### Source excerpt ###

Even though the S&P 500 has already clocked 1.5% gains since Monday's open (and that's after yesterday's 76 basis point haircut), market volatility is extremely low right now. In fact, this entire second half of 2012 has come with exceptionally low volatility for stocks. But that's about to change.
Volatility is cyclical, which means that markets transition from extremely high volatility to extremely low volatility -- and back again. Pull up a chart of the VIX Volatility Index, and you can see that everyone's favorite volatility meter has spiked every 12 to 14 months. The last time we saw a spike was back in mid-2011 -- that means we're overdue for another period of high volatility in the new year.
But that's not a bad thing. In fact, the last spike in the index lines up perfectly with the stock rally that started late last year. When you think volatility, don't think “fear”, think magnitude. I've made it no secret that I think we're in store for more upside in stocks from here -- so an uptick in volatility could add some serious buying fuel to that fire.
(It's true that the VIX does have some directional bias, but that's less important for this discussion. For more on the VIX, take a look at How to Trade the VIX.)

### Data lines ###

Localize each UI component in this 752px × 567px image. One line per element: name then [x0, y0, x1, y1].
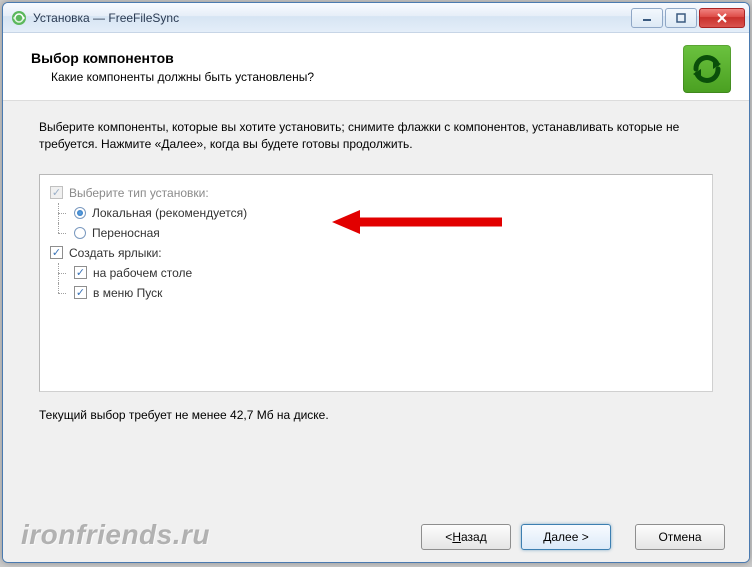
installer-window: Установка — FreeFileSync Выбор компонент… [2, 2, 750, 563]
intro-text: Выберите компоненты, которые вы хотите у… [39, 119, 713, 154]
window-controls [631, 8, 745, 28]
radio-icon [74, 207, 86, 219]
wizard-header: Выбор компонентов Какие компоненты должн… [3, 33, 749, 101]
tree-label: Переносная [92, 226, 160, 240]
titlebar: Установка — FreeFileSync [3, 3, 749, 33]
tree-label: в меню Пуск [93, 286, 162, 300]
sync-icon [683, 45, 731, 93]
app-icon [11, 10, 27, 26]
tree-label: на рабочем столе [93, 266, 192, 280]
option-shortcut-desktop[interactable]: ✓ на рабочем столе [50, 263, 702, 283]
close-button[interactable] [699, 8, 745, 28]
checkbox-icon: ✓ [50, 186, 63, 199]
tree-root-shortcuts[interactable]: ✓ Создать ярлыки: [50, 243, 702, 263]
tree-label: Выберите тип установки: [69, 186, 209, 200]
window-title: Установка — FreeFileSync [33, 11, 179, 25]
tree-label: Локальная (рекомендуется) [92, 206, 247, 220]
radio-icon [74, 227, 86, 239]
checkbox-icon: ✓ [50, 246, 63, 259]
checkbox-icon: ✓ [74, 266, 87, 279]
option-portable-install[interactable]: Переносная [50, 223, 702, 243]
components-tree: ✓ Выберите тип установки: Локальная (рек… [39, 174, 713, 392]
wizard-page: Выберите компоненты, которые вы хотите у… [3, 101, 749, 510]
disk-requirement: Текущий выбор требует не менее 42,7 Мб н… [39, 408, 713, 422]
cancel-button[interactable]: Отмена [635, 524, 725, 550]
option-local-install[interactable]: Локальная (рекомендуется) [50, 203, 702, 223]
tree-label: Создать ярлыки: [69, 246, 162, 260]
page-title: Выбор компонентов [31, 50, 314, 66]
wizard-footer: ironfriends.ru < Назад Далее > Отмена [3, 510, 749, 562]
page-subtitle: Какие компоненты должны быть установлены… [51, 70, 314, 84]
next-button[interactable]: Далее > [521, 524, 611, 550]
option-shortcut-startmenu[interactable]: ✓ в меню Пуск [50, 283, 702, 303]
watermark-text: ironfriends.ru [21, 519, 210, 551]
maximize-button[interactable] [665, 8, 697, 28]
checkbox-icon: ✓ [74, 286, 87, 299]
minimize-button[interactable] [631, 8, 663, 28]
back-button[interactable]: < Назад [421, 524, 511, 550]
tree-root-install-type: ✓ Выберите тип установки: [50, 183, 702, 203]
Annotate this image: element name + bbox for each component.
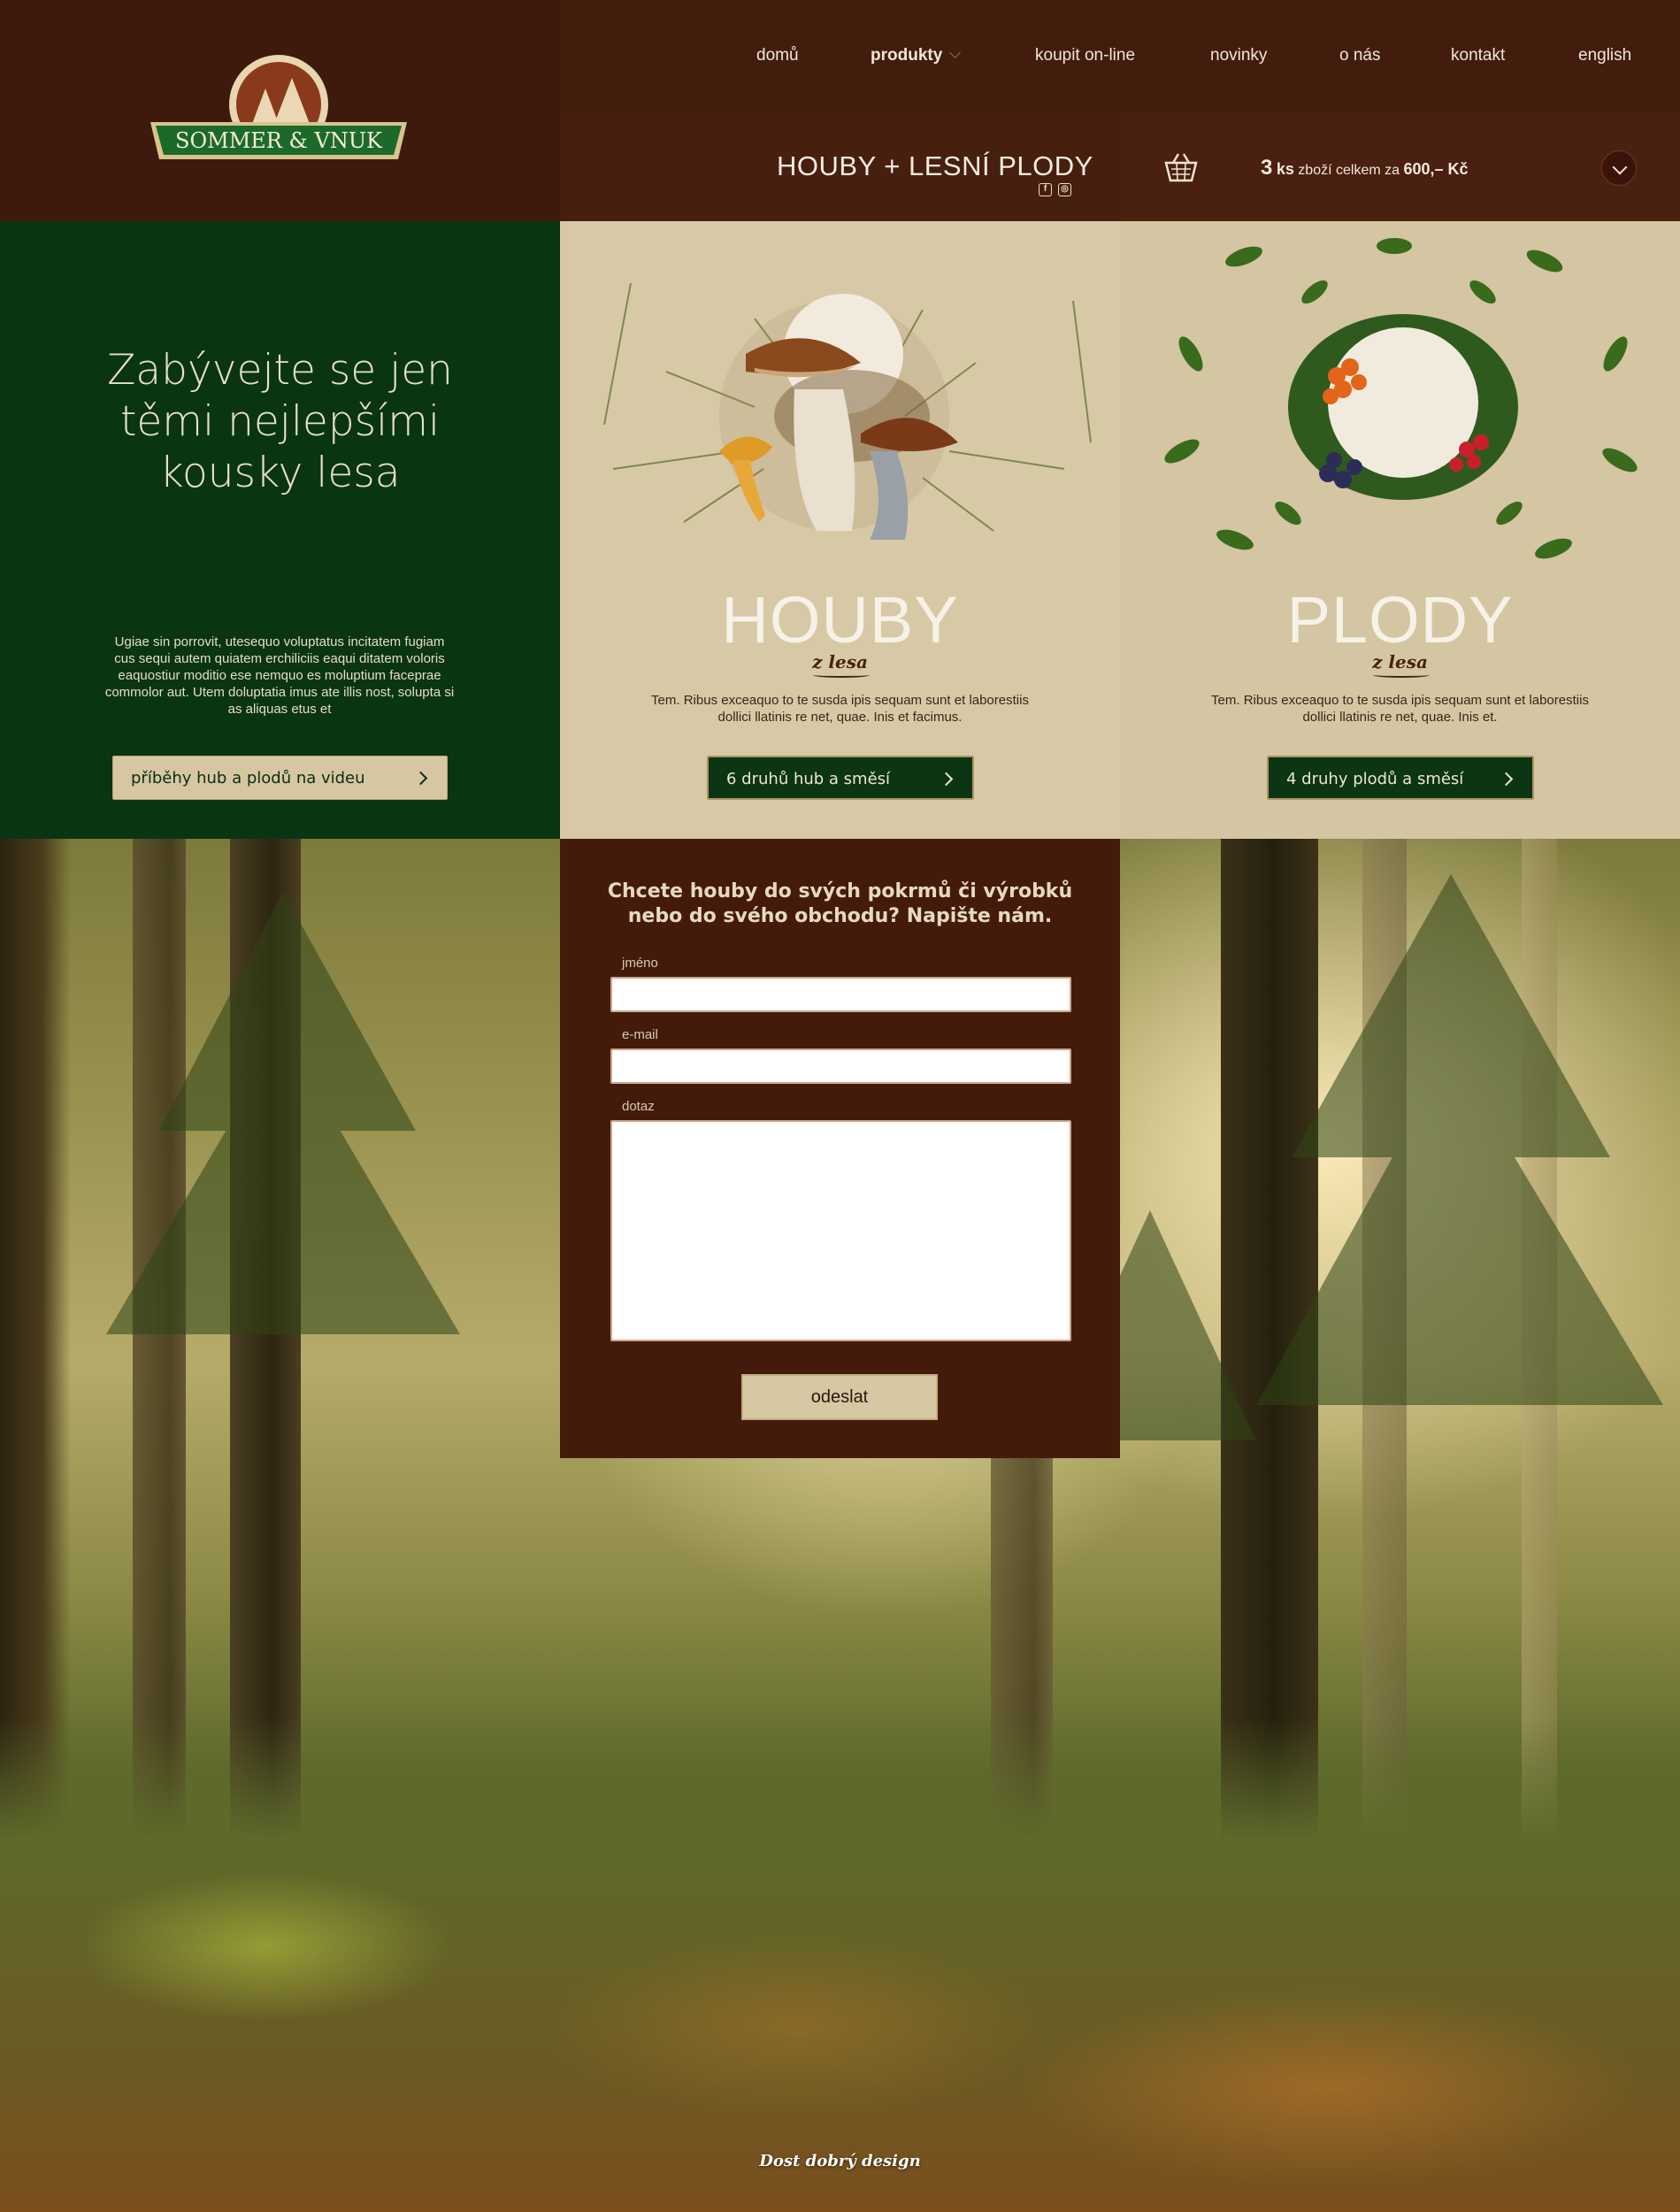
mushrooms-subheading: z lesa (812, 651, 868, 672)
page-title: HOUBY + LESNÍ PLODY (777, 150, 1093, 181)
submit-button[interactable]: odeslat (741, 1374, 938, 1420)
question-label: dotaz (622, 1099, 655, 1114)
sommer-vnuk-logo[interactable]: SOMMER & VNUK (142, 44, 416, 177)
mushroom-illustration (603, 282, 1092, 540)
berries-panel: PLODY z lesa Tem. Ribus exceaquo to te s… (1120, 221, 1680, 839)
instagram-icon[interactable]: ◎ (1058, 183, 1071, 196)
berries-illustration (1164, 238, 1638, 559)
sub-header (560, 111, 1680, 221)
berries-text: Tem. Ribus exceaquo to te susda ipis seq… (1211, 693, 1589, 725)
facebook-icon[interactable]: f (1039, 183, 1052, 196)
email-field[interactable] (610, 1048, 1071, 1084)
hero-title-line: kousky lesa (159, 449, 401, 497)
form-title-line: Chcete houby do svých pokrmů či výrobků (607, 880, 1073, 902)
berries-heading: PLODY (1286, 583, 1514, 657)
nav-item-produkty[interactable]: produkty (871, 46, 962, 65)
chevron-right-icon (413, 771, 428, 786)
swash-decoration (813, 672, 870, 678)
designer-credit[interactable]: Dost dobrý design (0, 2152, 1680, 2170)
contact-form: Chcete houby do svých pokrmů či výrobků … (560, 839, 1120, 1458)
question-textarea[interactable] (610, 1120, 1071, 1341)
video-stories-button[interactable]: příběhy hub a plodů na videu (112, 756, 448, 800)
cart-unit: ks (1276, 160, 1294, 178)
basket-icon[interactable] (1164, 152, 1198, 182)
nav-item-koupit-online[interactable]: koupit on-line (1035, 46, 1135, 65)
nav-item-english[interactable]: english (1578, 46, 1631, 65)
email-label: e-mail (622, 1027, 658, 1042)
berries-subheading: z lesa (1372, 651, 1428, 672)
brand-name: SOMMER & VNUK (175, 128, 383, 153)
mushrooms-products-button[interactable]: 6 druhů hub a směsí (707, 756, 974, 800)
button-label: 6 druhů hub a směsí (726, 770, 891, 788)
button-label: 4 druhy plodů a směsí (1286, 770, 1464, 788)
cart-count: 3 (1261, 156, 1273, 180)
logo-panel: SOMMER & VNUK (0, 0, 560, 221)
chevron-right-icon (1499, 772, 1514, 787)
hero-title-line: Zabývejte se jen (107, 346, 453, 395)
button-label: příběhy hub a plodů na videu (131, 769, 365, 787)
name-field[interactable] (610, 977, 1071, 1012)
nav-item-label: produkty (871, 46, 943, 65)
cart-summary[interactable]: 3 ks zboží celkem za 600,– Kč (1261, 156, 1469, 180)
chevron-down-icon (949, 47, 962, 58)
chevron-right-icon (939, 772, 954, 787)
hero-title: Zabývejte se jen těmi nejlepšími kousky … (0, 345, 560, 499)
contact-form-title: Chcete houby do svých pokrmů či výrobků … (560, 879, 1120, 929)
name-label: jméno (622, 956, 658, 971)
nav-item-domu[interactable]: domů (756, 46, 799, 65)
main-navigation: domů produkty koupit on-line novinky o n… (560, 0, 1680, 111)
mushrooms-text: Tem. Ribus exceaquo to te susda ipis seq… (651, 693, 1029, 725)
mushrooms-panel: HOUBY z lesa Tem. Ribus exceaquo to te s… (560, 221, 1120, 839)
hero-text: Ugiae sin porrovit, utesequo voluptatus … (104, 634, 455, 717)
nav-item-novinky[interactable]: novinky (1210, 46, 1267, 65)
cart-label: zboží celkem za (1298, 163, 1400, 178)
cart-expand-button[interactable] (1601, 150, 1637, 186)
nav-item-o-nas[interactable]: o nás (1339, 46, 1380, 65)
nav-item-kontakt[interactable]: kontakt (1451, 46, 1505, 65)
hero-title-line: těmi nejlepšími (119, 397, 441, 446)
mushrooms-heading: HOUBY (721, 583, 959, 657)
cart-total: 600,– Kč (1403, 160, 1469, 178)
berries-products-button[interactable]: 4 druhy plodů a směsí (1267, 756, 1534, 800)
swash-decoration (1373, 672, 1430, 678)
intro-panel: Zabývejte se jen těmi nejlepšími kousky … (0, 221, 560, 839)
form-title-line: nebo do svého obchodu? Napište nám. (627, 905, 1053, 927)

###

● Task list:
#1 According to the volatility excerpt, how often has the VIX Volatility Index spiked?
#2 Copy from the volatility excerpt the passage that opens with the words containing "Even though the" and closes with "about to change.".

● Completed exercise:
#1 Every 12 to 14 months.

#2
Even though the S&P 500 has already clocked 1.5% gains since Monday's open (and that's after yesterday's 76 basis point haircut), market volatility is extremely low right now. In fact, this entire second half of 2012 has come with exceptionally low volatility for stocks. But that's about to change.